*SHORT EXERCISE*: Please quote the material exactly, every line of it.

*RAW RECORDS*:
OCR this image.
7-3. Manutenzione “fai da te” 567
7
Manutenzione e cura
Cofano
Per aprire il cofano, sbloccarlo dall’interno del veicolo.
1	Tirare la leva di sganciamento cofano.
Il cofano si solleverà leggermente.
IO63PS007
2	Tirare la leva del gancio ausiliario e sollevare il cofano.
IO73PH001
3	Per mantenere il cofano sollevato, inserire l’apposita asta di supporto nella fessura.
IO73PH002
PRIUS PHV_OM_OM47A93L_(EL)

*SOLUTION TO THE PROBLEM*:
OCR this image.
7-3. Manutenzione “fai da te” 567
7
Manutenzione e cura
Cofano
Per aprire il cofano, sbloccarlo dall’interno del veicolo.
1	Tirare la leva di sganciamento cofano.
Il cofano si solleverà leggermente.
IO63PS007
2	Tirare la leva del gancio ausiliario e sollevare il cofano.
IO73PH001
3	Per mantenere il cofano sollevato, inserire l’apposita asta di supporto nella fessura.
IO73PH002
PRIUS PHV_OM_OM47A93L_(EL)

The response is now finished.